> [Text shown]

_ _ _

Sprouted flour is not your typical flour – it’s made from grains that have been allowed to germinate or sprout before being ground into flour. This process can enhance the nutritional value of the flour and make it easier to digest.
In this article, we’ll dive deeper into what sprouted flour is, how it’s made, and what makes it better than regular flour!
What is sprouted flour?
So, what exactly is sprouted flour?
Sprouted flour is made from grains that have been allowed to sprout (germinate) before they’re ground into flour.
The sprouting process involves soaking whole grains in water until they begin to germinate and sprout, which can take anywhere from a few days to a week, depending on the type of grain (wheat, millet, rice, oats, etc.). Once the grains have sprouted, they’re dried and then milled into flour using specialized equipment.
What’s the difference between sprouted flour and regular flour?
The difference between sprouted and regular flour is that sprouted flour is made from grains that have been allowed to sprout before being ground into flour, while regular flour is not sprouted.
Overall, sprouted flour is a healthier alternative to regular flour due to its higher nutritional value and improved digestibility. It can be used in many of the same ways as regular flour, including baking bread, pastries, and other baked goods.

_ _ _

> [Short exercise A] Reproduce the part of the sprouted flour article that opens with the words containing "The sprouting process" and closes with "other baked goods.".
> [Short exercise B] Carry on writing the sprouted flour article from the point where it stops.
The listing that comes next is separate from the sprouted flour article.

> [Bounding box entries]
_ _ _

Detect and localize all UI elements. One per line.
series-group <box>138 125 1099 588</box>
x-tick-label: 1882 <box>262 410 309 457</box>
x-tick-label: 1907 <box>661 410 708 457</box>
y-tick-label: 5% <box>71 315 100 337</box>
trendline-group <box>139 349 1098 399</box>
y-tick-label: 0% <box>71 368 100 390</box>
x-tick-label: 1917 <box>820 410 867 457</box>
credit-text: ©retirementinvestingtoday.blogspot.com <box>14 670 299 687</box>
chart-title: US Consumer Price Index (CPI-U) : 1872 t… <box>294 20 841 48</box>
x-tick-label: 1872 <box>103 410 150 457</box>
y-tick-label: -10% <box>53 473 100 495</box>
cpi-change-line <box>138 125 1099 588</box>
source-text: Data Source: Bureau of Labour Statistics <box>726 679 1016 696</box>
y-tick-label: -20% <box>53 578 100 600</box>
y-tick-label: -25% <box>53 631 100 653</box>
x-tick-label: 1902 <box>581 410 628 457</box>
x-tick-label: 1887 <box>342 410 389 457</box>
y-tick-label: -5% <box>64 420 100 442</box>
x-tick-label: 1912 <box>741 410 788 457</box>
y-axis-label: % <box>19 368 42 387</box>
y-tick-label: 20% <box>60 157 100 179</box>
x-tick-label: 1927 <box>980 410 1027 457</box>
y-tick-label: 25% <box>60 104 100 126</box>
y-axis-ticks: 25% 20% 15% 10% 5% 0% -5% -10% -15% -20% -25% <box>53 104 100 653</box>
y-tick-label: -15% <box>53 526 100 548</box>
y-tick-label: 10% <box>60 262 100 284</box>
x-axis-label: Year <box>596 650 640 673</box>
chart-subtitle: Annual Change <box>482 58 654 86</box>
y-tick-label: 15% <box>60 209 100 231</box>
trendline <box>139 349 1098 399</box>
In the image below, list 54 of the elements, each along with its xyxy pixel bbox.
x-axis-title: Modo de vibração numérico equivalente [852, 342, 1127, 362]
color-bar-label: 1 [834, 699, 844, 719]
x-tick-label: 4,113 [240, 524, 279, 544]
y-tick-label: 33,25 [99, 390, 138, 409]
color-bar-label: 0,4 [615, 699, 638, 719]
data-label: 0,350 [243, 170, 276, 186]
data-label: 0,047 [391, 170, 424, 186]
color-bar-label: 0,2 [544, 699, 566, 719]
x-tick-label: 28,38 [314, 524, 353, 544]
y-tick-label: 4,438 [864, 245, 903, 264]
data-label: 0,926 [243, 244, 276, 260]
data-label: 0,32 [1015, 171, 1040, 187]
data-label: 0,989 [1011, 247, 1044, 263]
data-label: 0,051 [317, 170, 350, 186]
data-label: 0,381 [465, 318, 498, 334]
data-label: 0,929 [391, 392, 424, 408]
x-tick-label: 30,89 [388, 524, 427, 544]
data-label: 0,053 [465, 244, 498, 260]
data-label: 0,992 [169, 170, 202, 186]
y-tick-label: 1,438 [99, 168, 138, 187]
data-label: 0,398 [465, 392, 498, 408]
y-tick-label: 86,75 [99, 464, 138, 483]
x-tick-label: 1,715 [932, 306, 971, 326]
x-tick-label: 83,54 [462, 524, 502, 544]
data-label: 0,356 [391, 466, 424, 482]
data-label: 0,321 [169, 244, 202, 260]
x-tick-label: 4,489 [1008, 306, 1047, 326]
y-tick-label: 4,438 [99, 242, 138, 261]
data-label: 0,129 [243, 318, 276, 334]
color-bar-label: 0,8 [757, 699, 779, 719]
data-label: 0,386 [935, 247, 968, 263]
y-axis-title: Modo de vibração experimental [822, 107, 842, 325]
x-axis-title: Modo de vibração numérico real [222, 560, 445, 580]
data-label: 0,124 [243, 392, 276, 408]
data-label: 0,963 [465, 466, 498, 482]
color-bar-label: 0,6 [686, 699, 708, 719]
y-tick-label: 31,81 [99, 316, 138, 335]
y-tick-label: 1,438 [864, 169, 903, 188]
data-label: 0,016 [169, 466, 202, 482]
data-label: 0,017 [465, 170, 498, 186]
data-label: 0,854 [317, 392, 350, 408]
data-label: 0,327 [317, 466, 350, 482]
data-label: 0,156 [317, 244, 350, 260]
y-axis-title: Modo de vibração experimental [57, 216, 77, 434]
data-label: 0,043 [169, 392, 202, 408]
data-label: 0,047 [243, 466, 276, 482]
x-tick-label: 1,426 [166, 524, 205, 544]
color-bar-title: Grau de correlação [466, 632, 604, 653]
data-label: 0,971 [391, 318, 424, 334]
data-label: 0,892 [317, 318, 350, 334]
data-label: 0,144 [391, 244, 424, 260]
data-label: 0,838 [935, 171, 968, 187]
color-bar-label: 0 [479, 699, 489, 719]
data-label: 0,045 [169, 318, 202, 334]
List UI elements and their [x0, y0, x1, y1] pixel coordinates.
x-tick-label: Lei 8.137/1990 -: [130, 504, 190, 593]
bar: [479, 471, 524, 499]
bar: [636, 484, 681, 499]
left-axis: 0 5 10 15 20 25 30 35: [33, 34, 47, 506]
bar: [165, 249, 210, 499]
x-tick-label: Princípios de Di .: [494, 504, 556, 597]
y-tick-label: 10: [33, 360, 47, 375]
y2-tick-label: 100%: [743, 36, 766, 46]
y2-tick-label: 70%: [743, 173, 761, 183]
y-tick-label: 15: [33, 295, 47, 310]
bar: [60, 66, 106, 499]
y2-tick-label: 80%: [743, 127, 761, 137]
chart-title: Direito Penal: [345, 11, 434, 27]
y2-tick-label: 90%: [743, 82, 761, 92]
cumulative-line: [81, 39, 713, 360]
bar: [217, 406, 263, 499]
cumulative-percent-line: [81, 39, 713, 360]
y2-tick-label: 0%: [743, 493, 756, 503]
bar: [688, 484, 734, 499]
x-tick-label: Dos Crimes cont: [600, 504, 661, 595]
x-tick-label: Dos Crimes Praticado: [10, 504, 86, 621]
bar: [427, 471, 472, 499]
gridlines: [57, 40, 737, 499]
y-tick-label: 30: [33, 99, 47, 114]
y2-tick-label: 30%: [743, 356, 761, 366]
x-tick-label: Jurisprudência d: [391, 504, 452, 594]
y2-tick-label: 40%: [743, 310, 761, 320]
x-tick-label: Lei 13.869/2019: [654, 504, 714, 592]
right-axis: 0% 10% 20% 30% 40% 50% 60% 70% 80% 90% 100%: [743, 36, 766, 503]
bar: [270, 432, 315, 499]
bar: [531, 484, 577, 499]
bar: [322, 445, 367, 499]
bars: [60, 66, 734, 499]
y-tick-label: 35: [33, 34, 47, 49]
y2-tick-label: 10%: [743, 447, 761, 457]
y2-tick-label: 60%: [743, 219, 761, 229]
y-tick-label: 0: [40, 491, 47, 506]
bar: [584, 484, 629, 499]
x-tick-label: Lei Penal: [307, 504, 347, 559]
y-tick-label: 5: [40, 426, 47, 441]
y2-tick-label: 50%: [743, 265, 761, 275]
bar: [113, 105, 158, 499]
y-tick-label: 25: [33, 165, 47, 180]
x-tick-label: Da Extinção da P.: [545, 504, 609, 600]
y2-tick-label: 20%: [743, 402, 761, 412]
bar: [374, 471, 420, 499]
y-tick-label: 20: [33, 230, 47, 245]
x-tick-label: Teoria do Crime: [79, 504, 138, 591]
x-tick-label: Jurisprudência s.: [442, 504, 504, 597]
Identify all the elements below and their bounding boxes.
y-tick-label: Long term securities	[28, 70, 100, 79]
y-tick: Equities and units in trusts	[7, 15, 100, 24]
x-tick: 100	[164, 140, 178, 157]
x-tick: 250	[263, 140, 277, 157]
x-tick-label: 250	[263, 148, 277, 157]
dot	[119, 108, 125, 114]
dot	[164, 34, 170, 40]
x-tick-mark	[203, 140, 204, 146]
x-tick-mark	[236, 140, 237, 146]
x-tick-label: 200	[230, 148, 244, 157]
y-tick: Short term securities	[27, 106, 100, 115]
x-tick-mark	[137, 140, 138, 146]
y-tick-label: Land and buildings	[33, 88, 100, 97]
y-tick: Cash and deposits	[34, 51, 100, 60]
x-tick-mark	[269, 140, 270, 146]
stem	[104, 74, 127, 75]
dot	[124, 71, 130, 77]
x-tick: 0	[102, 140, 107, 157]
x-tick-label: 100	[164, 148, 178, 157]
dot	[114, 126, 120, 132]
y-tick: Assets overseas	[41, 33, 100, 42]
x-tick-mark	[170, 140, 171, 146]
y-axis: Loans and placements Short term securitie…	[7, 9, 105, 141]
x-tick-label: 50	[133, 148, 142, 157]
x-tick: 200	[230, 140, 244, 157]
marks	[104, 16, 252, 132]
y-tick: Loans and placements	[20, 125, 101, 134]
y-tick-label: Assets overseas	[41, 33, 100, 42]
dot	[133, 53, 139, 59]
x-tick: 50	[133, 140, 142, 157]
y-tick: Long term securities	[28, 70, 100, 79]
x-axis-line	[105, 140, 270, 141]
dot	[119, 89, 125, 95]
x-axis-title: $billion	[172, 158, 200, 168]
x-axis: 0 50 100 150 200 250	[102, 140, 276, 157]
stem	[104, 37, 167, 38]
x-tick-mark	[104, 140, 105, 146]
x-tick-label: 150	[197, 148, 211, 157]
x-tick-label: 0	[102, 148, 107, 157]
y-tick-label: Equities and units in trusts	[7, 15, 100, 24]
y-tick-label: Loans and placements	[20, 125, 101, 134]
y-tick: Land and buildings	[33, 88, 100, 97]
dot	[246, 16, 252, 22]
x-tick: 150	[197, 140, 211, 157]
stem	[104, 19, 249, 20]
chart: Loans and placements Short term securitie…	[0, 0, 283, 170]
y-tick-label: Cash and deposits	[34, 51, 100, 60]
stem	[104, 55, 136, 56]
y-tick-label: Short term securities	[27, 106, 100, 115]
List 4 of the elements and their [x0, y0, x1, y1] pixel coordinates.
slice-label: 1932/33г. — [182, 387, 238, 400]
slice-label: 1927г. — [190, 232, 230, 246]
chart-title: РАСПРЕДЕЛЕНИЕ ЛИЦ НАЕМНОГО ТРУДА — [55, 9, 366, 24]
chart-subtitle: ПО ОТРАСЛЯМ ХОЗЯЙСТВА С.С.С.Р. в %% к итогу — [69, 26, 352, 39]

_ _ _

> [Expected answer A]
The sprouting process involves soaking whole grains in water until they begin to germinate and sprout, which can take anywhere from a few days to a week, depending on the type of grain (wheat, millet, rice, oats, etc.). Once the grains have sprouted, they’re dried and then milled into flour using specialized equipment.
What’s the difference between sprouted flour and regular flour?
The difference between sprouted and regular flour is that sprouted flour is made from grains that have been allowed to sprout before being ground into flour, while regular flour is not sprouted.
Overall, sprouted flour is a healthier alternative to regular flour due to its higher nutritional value and improved digestibility. It can be used in many of the same ways as regular flour, including baking bread, pastries, and other baked goods.

> [Expected answer B]
Benefits of sprouted flour
Sprouting can make the grains more nutritious by breaking down the starches and making the nutrients more bioavailable. It can also make sprouted flour easier to digest than regular flour, which can be beneficial for people with digestive issues. Sprouted flour is particularly high in fiber, vitamin C, iron, folate, and antioxidants.
The sprouting process also lowers the glycemic index of the flour, which means it can help regulate blood sugar levels. And since sprouting partially breaks down the starch in grains, sprouted flour tends to have fewer carbs.
When it comes to baking, the sprouting process reduces bitterness and brings out the sweetness of whole grains, so baked goods made with sprouted flour tend to be naturally sweeter than baked goods made with regular flour. Sprouted flour is especially great for making bread, as it can improve loaf volume and make softer, more tender bread than unsprouted flour.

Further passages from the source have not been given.